## Begin

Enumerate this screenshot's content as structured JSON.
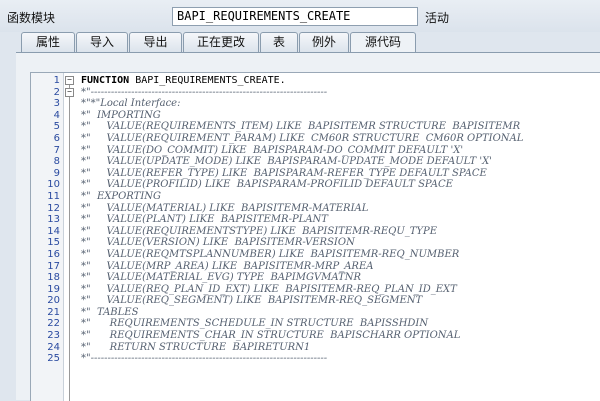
{
  "header": {
    "function_module_label": "函数模块",
    "function_module_name": "BAPI_REQUIREMENTS_CREATE",
    "status": "活动"
  },
  "tabs": [
    {
      "label": "属性",
      "active": false
    },
    {
      "label": "导入",
      "active": false
    },
    {
      "label": "导出",
      "active": false
    },
    {
      "label": "正在更改",
      "active": false
    },
    {
      "label": "表",
      "active": false
    },
    {
      "label": "例外",
      "active": false
    },
    {
      "label": "源代码",
      "active": true
    }
  ],
  "editor": {
    "lines": [
      {
        "num": "1",
        "keyword": "FUNCTION",
        "text": " BAPI_REQUIREMENTS_CREATE."
      },
      {
        "num": "2",
        "text": "*\"----------------------------------------------------------------------"
      },
      {
        "num": "3",
        "text": "*\"*\"Local Interface:"
      },
      {
        "num": "4",
        "text": "*\"  IMPORTING"
      },
      {
        "num": "5",
        "text": "*\"     VALUE(REQUIREMENTS_ITEM) LIKE  BAPISITEMR STRUCTURE  BAPISITEMR"
      },
      {
        "num": "6",
        "text": "*\"     VALUE(REQUIREMENT_PARAM) LIKE  CM60R STRUCTURE  CM60R OPTIONAL"
      },
      {
        "num": "7",
        "text": "*\"     VALUE(DO_COMMIT) LIKE  BAPISPARAM-DO_COMMIT DEFAULT 'X'"
      },
      {
        "num": "8",
        "text": "*\"     VALUE(UPDATE_MODE) LIKE  BAPISPARAM-UPDATE_MODE DEFAULT 'X'"
      },
      {
        "num": "9",
        "text": "*\"     VALUE(REFER_TYPE) LIKE  BAPISPARAM-REFER_TYPE DEFAULT SPACE"
      },
      {
        "num": "10",
        "text": "*\"     VALUE(PROFILID) LIKE  BAPISPARAM-PROFILID DEFAULT SPACE"
      },
      {
        "num": "11",
        "text": "*\"  EXPORTING"
      },
      {
        "num": "12",
        "text": "*\"     VALUE(MATERIAL) LIKE  BAPISITEMR-MATERIAL"
      },
      {
        "num": "13",
        "text": "*\"     VALUE(PLANT) LIKE  BAPISITEMR-PLANT"
      },
      {
        "num": "14",
        "text": "*\"     VALUE(REQUIREMENTSTYPE) LIKE  BAPISITEMR-REQU_TYPE"
      },
      {
        "num": "15",
        "text": "*\"     VALUE(VERSION) LIKE  BAPISITEMR-VERSION"
      },
      {
        "num": "16",
        "text": "*\"     VALUE(REQMTSPLANNUMBER) LIKE  BAPISITEMR-REQ_NUMBER"
      },
      {
        "num": "17",
        "text": "*\"     VALUE(MRP_AREA) LIKE  BAPISITEMR-MRP_AREA"
      },
      {
        "num": "18",
        "text": "*\"     VALUE(MATERIAL_EVG) TYPE  BAPIMGVMATNR"
      },
      {
        "num": "19",
        "text": "*\"     VALUE(REQ_PLAN_ID_EXT) LIKE  BAPISITEMR-REQ_PLAN_ID_EXT"
      },
      {
        "num": "20",
        "text": "*\"     VALUE(REQ_SEGMENT) LIKE  BAPISITEMR-REQ_SEGMENT"
      },
      {
        "num": "21",
        "text": "*\"  TABLES"
      },
      {
        "num": "22",
        "text": "*\"      REQUIREMENTS_SCHEDULE_IN STRUCTURE  BAPISSHDIN"
      },
      {
        "num": "23",
        "text": "*\"      REQUIREMENTS_CHAR_IN STRUCTURE  BAPISCHARR OPTIONAL"
      },
      {
        "num": "24",
        "text": "*\"      RETURN STRUCTURE  BAPIRETURN1"
      },
      {
        "num": "25",
        "text": "*\"----------------------------------------------------------------------"
      }
    ]
  }
}
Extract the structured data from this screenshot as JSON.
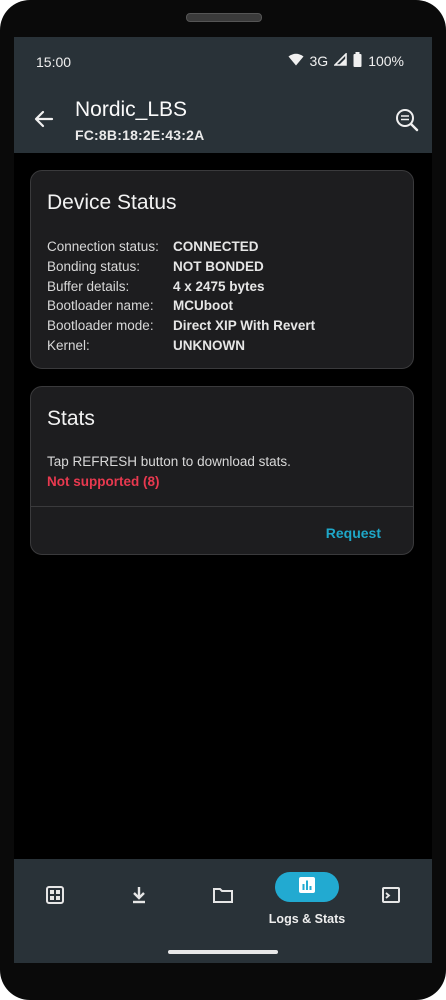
{
  "status_bar": {
    "time": "15:00",
    "network": "3G",
    "battery": "100%"
  },
  "app_bar": {
    "title": "Nordic_LBS",
    "subtitle": "FC:8B:18:2E:43:2A"
  },
  "device_status": {
    "title": "Device Status",
    "rows": [
      {
        "label": "Connection status:",
        "value": "CONNECTED"
      },
      {
        "label": "Bonding status:",
        "value": "NOT BONDED"
      },
      {
        "label": "Buffer details:",
        "value": "4 x 2475 bytes"
      },
      {
        "label": "Bootloader name:",
        "value": "MCUboot"
      },
      {
        "label": "Bootloader mode:",
        "value": "Direct XIP With Revert"
      },
      {
        "label": "Kernel:",
        "value": "UNKNOWN"
      }
    ]
  },
  "stats": {
    "title": "Stats",
    "description": "Tap REFRESH button to download stats.",
    "error": "Not supported (8)",
    "action_label": "Request"
  },
  "bottom_nav": {
    "items": [
      {
        "icon": "dashboard-icon",
        "label": ""
      },
      {
        "icon": "download-icon",
        "label": ""
      },
      {
        "icon": "folder-icon",
        "label": ""
      },
      {
        "icon": "bar-chart-icon",
        "label": "Logs & Stats",
        "active": true
      },
      {
        "icon": "terminal-icon",
        "label": ""
      }
    ]
  },
  "colors": {
    "bar_bg": "#293238",
    "accent": "#22aad1",
    "error": "#e8394f",
    "link": "#1ea7c8"
  }
}
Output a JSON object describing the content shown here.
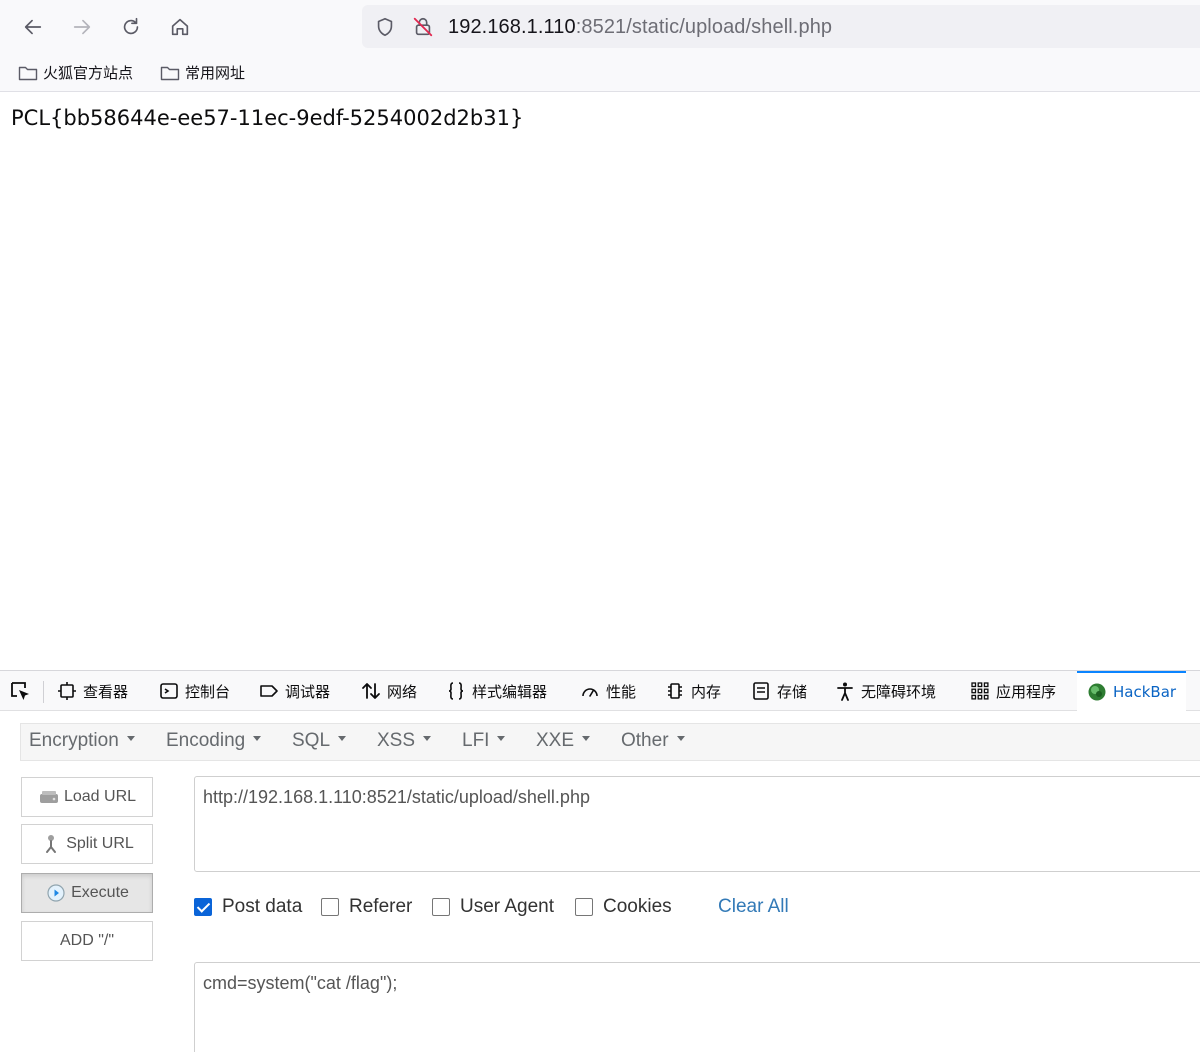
{
  "browser": {
    "url_host": "192.168.1.110",
    "url_rest": ":8521/static/upload/shell.php"
  },
  "bookmarks": [
    {
      "label": "火狐官方站点"
    },
    {
      "label": "常用网址"
    }
  ],
  "page": {
    "flag_text": "PCL{bb58644e-ee57-11ec-9edf-5254002d2b31}"
  },
  "devtools": {
    "tabs": [
      {
        "label": "查看器"
      },
      {
        "label": "控制台"
      },
      {
        "label": "调试器"
      },
      {
        "label": "网络"
      },
      {
        "label": "样式编辑器"
      },
      {
        "label": "性能"
      },
      {
        "label": "内存"
      },
      {
        "label": "存储"
      },
      {
        "label": "无障碍环境"
      },
      {
        "label": "应用程序"
      },
      {
        "label": "HackBar"
      }
    ],
    "accent_color": "#0a84ff"
  },
  "hackbar": {
    "menu": [
      {
        "label": "Encryption"
      },
      {
        "label": "Encoding"
      },
      {
        "label": "SQL"
      },
      {
        "label": "XSS"
      },
      {
        "label": "LFI"
      },
      {
        "label": "XXE"
      },
      {
        "label": "Other"
      }
    ],
    "buttons": {
      "load_url": "Load URL",
      "split_url": "Split URL",
      "execute": "Execute",
      "add_slash": "ADD \"/\""
    },
    "url_value": "http://192.168.1.110:8521/static/upload/shell.php",
    "options": {
      "post_data": {
        "label": "Post data",
        "checked": true
      },
      "referer": {
        "label": "Referer",
        "checked": false
      },
      "user_agent": {
        "label": "User Agent",
        "checked": false
      },
      "cookies": {
        "label": "Cookies",
        "checked": false
      }
    },
    "clear_all": "Clear All",
    "post_body": "cmd=system(\"cat /flag\");"
  }
}
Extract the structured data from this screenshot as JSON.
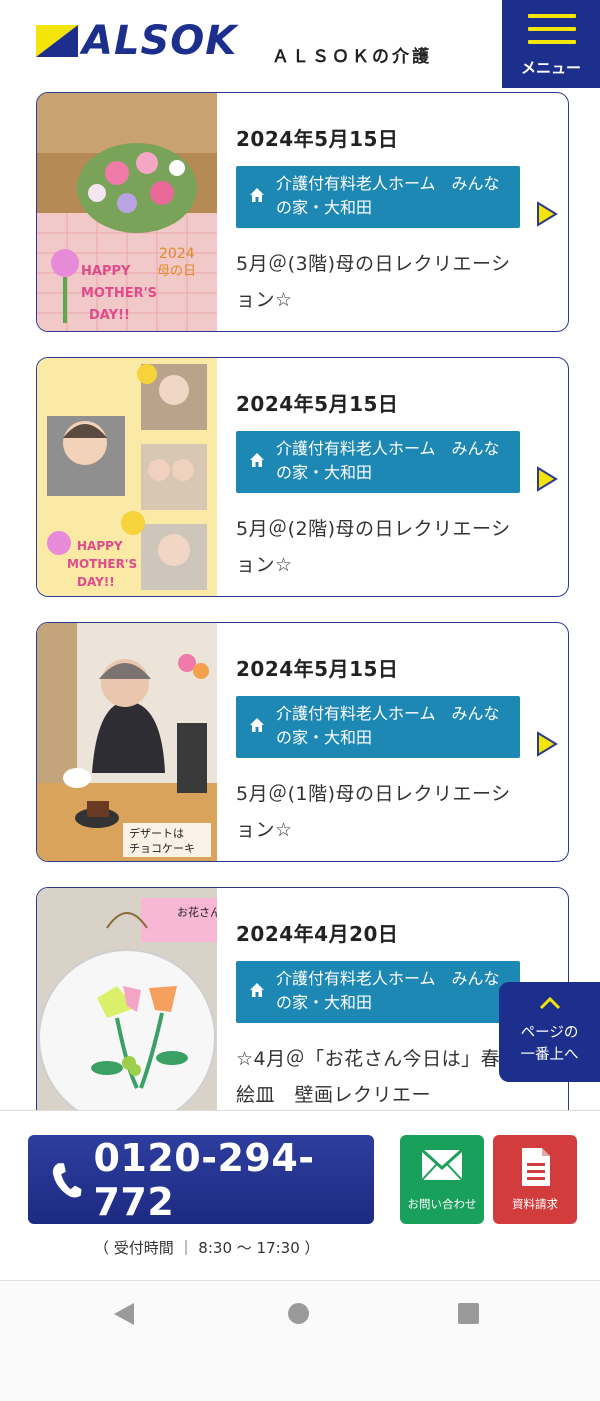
{
  "header": {
    "logo_text": "ALSOK",
    "subtitle": "ＡＬＳＯＫの介護",
    "menu_label": "メニュー"
  },
  "posts": [
    {
      "date": "2024年5月15日",
      "facility": "介護付有料老人ホーム　みんなの家・大和田",
      "title": "5月＠(3階)母の日レクリエーション☆",
      "thumb_caption": "2024 母の日 HAPPY MOTHER'S DAY!!"
    },
    {
      "date": "2024年5月15日",
      "facility": "介護付有料老人ホーム　みんなの家・大和田",
      "title": "5月＠(2階)母の日レクリエーション☆",
      "thumb_caption": "HAPPY MOTHER'S DAY!!"
    },
    {
      "date": "2024年5月15日",
      "facility": "介護付有料老人ホーム　みんなの家・大和田",
      "title": "5月＠(1階)母の日レクリエーション☆",
      "thumb_caption": "デザートは チョコケーキ"
    },
    {
      "date": "2024年4月20日",
      "facility": "介護付有料老人ホーム　みんなの家・大和田",
      "title": "☆4月＠「お花さん今日は」春の絵皿　壁画レクリエー",
      "thumb_caption": "お花さん"
    }
  ],
  "to_top": {
    "line1": "ページの",
    "line2": "一番上へ"
  },
  "contact": {
    "phone": "0120-294-772",
    "hours": "（ 受付時間 ｜ 8:30 〜 17:30 ）",
    "inquiry_label": "お問い合わせ",
    "brochure_label": "資料請求"
  },
  "colors": {
    "brand_navy": "#1d2f8c",
    "brand_yellow": "#f3e40a",
    "facility_blue": "#1e88b4",
    "inquiry_green": "#19a05a",
    "brochure_red": "#d23c3c"
  }
}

## End

▶ _Goal_: From the listing above, copy all lines holding the word "母の日レクリエーション".

▶ _Problem solution_:
      "title": "5月＠(3階)母の日レクリエーション☆",
      "title": "5月＠(2階)母の日レクリエーション☆",
      "title": "5月＠(1階)母の日レクリエーション☆",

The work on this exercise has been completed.